◆ **What the task asks**
Check each line of the records for "Area"; collect those that have it.

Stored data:

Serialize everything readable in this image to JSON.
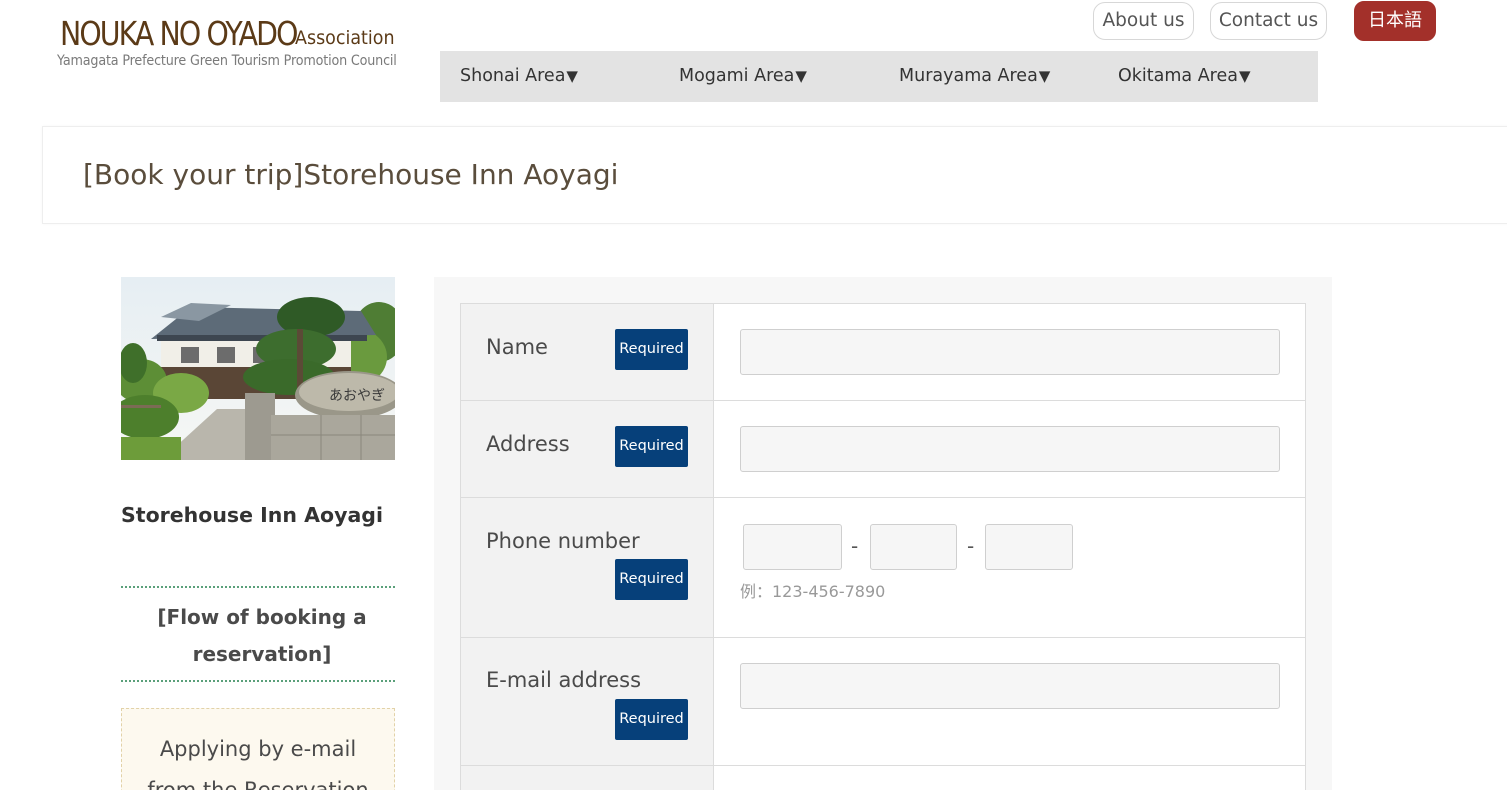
{
  "header": {
    "logo_main": "NOUKA NO OYADO",
    "logo_assoc": "Association",
    "logo_sub": "Yamagata Prefecture Green Tourism Promotion Council",
    "about_label": "About us",
    "contact_label": "Contact us",
    "lang_label": "日本語"
  },
  "nav": {
    "items": [
      {
        "label": "Shonai Area",
        "arrow": "▼"
      },
      {
        "label": "Mogami Area",
        "arrow": "▼"
      },
      {
        "label": "Murayama Area",
        "arrow": "▼"
      },
      {
        "label": "Okitama Area",
        "arrow": "▼"
      }
    ]
  },
  "page": {
    "title": "[Book your trip]Storehouse Inn Aoyagi"
  },
  "sidebar": {
    "inn_name": "Storehouse Inn Aoyagi",
    "photo_sign_text": "あおやぎ",
    "flow_heading": "[Flow of booking a reservation]",
    "apply_text": "Applying by e-mail from the Reservation"
  },
  "form": {
    "required_label": "Required",
    "fields": [
      {
        "label": "Name",
        "value": ""
      },
      {
        "label": "Address",
        "value": ""
      },
      {
        "label": "Phone number",
        "value": ""
      },
      {
        "label": "E-mail address",
        "value": ""
      }
    ],
    "phone": {
      "part1": "",
      "part2": "",
      "part3": "",
      "separator": "-",
      "example": "例：123-456-7890"
    }
  },
  "colors": {
    "brand_brown": "#5b3a17",
    "lang_button": "#a3302a",
    "required_badge": "#06407a",
    "nav_bg": "#e3e3e3",
    "flow_border": "#5aa07a"
  }
}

◆ **Answer below**
        "label": "Shonai Area",
        "label": "Mogami Area",
        "label": "Murayama Area",
        "label": "Okitama Area",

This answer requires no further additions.